* [TUGAS SINGKAT A]: Apakah tiap pernyataan berikut sesuai dengan percakapan komentar di bawah? Jawab ya atau tidak, lalu kutip kata-kata dari percakapan itu yang menentukan jawabannya. (i) Dalam percakapan itu, "wonten" diartikan "ada". (ii) akuAi Semangka punya kamus Jawa-Indonesia. (iii) Harga STMJ yang disebut adalah 8 ewu.

* [DOKUMEN SUMBER]:
- - - - -

HayaNajma SPS said...

ketan apa tuh? berasa kaya ketan pencok bumiayu deh :D

iqbal latif said...

@ai...belajar atuh!
@haya...ketan koya! ditaburkan di atasnya

akuAi Semangka said...

harusnya dirimu memfasilitasi orang lain utk belajar bahasa jawa dengan menyediakan translasinya. :D

iqbal latif said...

dirimu blm punya kamus jawa-indo kah?
:)
ya ya ya

akuAi Semangka said...

adanya kamus jepang-indo dan eng-indo, hehe..

iqbal latif said...

tak enteni = tak tunggu (ngoko)
setunggal = satu
wonten = ada
nggih = ya
wolung ewu = dlpn ribu

akuAi Semangka said...

pinten?: berapa?

Ok. Sip.

iqbal latif said...

pinter... :)

al fajr "fajar" said...

keren.. qeqeqe

al fajr "fajar" said...

STMJ larang yo.. 8 ewu..
sakporsi ma'em we susuk iku..
hahaha
tapi yo momen istimewa sie..

iqbal latif said...

wolung ewu iku sak ketane..
bg orang bontang yg tibatiba ke jawa, banyak hal terlihat lbh murah bahan utk ukran mahal utk orang jawa sendiri

al fajr "fajar" said...

- - - - -

* [TUGAS SINGKAT B]: Ambil semua baris dari catatan di bawah yang memuat kata "code". Huruf besar dan huruf kecil dibedakan.

* [CATATAN DATA]:
- - - - -

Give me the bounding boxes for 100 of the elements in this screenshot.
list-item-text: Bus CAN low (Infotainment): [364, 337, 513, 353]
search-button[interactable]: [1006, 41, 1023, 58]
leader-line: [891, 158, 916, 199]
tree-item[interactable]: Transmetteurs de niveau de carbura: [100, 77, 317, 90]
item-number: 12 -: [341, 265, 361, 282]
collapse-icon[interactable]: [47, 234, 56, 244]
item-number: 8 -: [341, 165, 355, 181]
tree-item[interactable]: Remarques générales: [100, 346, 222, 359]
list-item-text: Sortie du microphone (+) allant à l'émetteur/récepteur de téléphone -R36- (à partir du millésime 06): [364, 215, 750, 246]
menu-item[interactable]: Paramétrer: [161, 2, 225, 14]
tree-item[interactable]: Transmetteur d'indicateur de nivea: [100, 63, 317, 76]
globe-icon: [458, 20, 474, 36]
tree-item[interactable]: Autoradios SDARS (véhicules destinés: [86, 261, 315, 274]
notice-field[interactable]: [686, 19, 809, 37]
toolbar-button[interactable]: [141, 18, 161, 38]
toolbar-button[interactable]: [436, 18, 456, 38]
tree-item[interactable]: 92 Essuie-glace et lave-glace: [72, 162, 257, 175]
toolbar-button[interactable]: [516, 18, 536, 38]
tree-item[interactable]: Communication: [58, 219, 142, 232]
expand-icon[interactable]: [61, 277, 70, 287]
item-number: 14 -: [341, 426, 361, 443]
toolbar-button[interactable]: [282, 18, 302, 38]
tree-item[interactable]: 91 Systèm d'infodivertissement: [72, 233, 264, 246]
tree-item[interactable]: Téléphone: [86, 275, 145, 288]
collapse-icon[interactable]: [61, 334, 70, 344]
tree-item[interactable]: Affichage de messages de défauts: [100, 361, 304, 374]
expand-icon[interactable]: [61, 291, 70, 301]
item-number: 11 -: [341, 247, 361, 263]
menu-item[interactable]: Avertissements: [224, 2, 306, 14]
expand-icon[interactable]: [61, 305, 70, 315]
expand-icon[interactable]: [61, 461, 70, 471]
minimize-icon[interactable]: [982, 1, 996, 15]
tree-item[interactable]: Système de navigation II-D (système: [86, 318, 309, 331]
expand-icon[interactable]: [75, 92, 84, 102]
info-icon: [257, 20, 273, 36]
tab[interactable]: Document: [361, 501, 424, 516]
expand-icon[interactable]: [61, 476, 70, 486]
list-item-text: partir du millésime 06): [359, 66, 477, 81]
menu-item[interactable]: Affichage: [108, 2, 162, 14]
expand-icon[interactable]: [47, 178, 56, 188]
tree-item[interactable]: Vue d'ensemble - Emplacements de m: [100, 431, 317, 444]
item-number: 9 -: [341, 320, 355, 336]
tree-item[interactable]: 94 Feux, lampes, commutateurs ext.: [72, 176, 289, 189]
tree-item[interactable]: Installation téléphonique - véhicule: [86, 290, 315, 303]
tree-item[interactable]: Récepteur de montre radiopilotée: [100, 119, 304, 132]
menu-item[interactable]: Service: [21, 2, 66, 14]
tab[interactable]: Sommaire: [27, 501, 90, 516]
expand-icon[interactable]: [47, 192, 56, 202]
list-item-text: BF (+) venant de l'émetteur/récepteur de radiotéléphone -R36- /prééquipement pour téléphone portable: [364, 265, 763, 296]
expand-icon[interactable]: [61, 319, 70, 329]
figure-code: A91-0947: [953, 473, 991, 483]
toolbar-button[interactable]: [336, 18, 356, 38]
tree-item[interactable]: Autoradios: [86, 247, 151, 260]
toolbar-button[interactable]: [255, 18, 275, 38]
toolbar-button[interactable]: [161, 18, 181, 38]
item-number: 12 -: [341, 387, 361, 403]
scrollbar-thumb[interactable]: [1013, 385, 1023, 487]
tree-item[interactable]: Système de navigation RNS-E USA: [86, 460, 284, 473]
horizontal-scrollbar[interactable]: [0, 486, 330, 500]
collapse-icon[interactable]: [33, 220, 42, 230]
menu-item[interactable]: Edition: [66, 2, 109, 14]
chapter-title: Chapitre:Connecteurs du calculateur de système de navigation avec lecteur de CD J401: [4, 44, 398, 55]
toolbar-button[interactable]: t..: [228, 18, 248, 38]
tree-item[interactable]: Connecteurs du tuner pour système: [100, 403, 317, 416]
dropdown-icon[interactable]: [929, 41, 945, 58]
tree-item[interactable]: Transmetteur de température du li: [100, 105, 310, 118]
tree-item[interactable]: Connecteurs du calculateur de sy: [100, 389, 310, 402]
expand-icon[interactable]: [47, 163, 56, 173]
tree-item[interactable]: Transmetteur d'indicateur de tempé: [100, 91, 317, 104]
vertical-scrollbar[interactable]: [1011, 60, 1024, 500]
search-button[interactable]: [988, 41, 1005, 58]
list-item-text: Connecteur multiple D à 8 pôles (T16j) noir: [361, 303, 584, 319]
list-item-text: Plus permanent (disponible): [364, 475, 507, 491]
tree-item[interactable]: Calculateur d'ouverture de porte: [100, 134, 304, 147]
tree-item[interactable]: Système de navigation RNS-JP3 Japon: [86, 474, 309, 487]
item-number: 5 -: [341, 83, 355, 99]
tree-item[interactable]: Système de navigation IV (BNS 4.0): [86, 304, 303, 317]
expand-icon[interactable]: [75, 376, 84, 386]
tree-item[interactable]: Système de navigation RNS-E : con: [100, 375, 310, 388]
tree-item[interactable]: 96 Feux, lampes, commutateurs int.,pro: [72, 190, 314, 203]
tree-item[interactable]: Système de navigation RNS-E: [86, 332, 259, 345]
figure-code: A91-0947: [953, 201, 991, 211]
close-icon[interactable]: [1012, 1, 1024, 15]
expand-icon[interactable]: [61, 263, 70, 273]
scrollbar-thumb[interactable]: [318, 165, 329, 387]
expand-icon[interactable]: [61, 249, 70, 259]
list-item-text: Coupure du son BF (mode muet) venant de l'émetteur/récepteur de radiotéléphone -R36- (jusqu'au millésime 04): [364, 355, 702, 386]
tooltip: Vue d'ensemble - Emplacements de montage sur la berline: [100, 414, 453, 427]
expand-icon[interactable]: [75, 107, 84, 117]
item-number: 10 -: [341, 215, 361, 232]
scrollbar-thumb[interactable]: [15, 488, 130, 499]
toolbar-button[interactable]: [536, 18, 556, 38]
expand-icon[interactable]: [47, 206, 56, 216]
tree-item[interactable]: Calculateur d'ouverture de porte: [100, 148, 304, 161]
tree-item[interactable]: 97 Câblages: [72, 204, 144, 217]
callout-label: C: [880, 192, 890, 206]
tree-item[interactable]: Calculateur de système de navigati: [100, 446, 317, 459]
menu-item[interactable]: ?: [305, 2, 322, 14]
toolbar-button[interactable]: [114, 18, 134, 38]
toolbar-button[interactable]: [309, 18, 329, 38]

- - - - -

* [JAWABAN TUGAS A]:
(i) Ya: "wonten = ada"
(ii) Tidak: "adanya kamus jepang-indo dan eng-indo, hehe.."
(iii) Ya: "STMJ larang yo.. 8 ewu.."

* [JAWABAN TUGAS B]:
figure-code: A91-0947: [953, 473, 991, 483]
figure-code: A91-0947: [953, 201, 991, 211]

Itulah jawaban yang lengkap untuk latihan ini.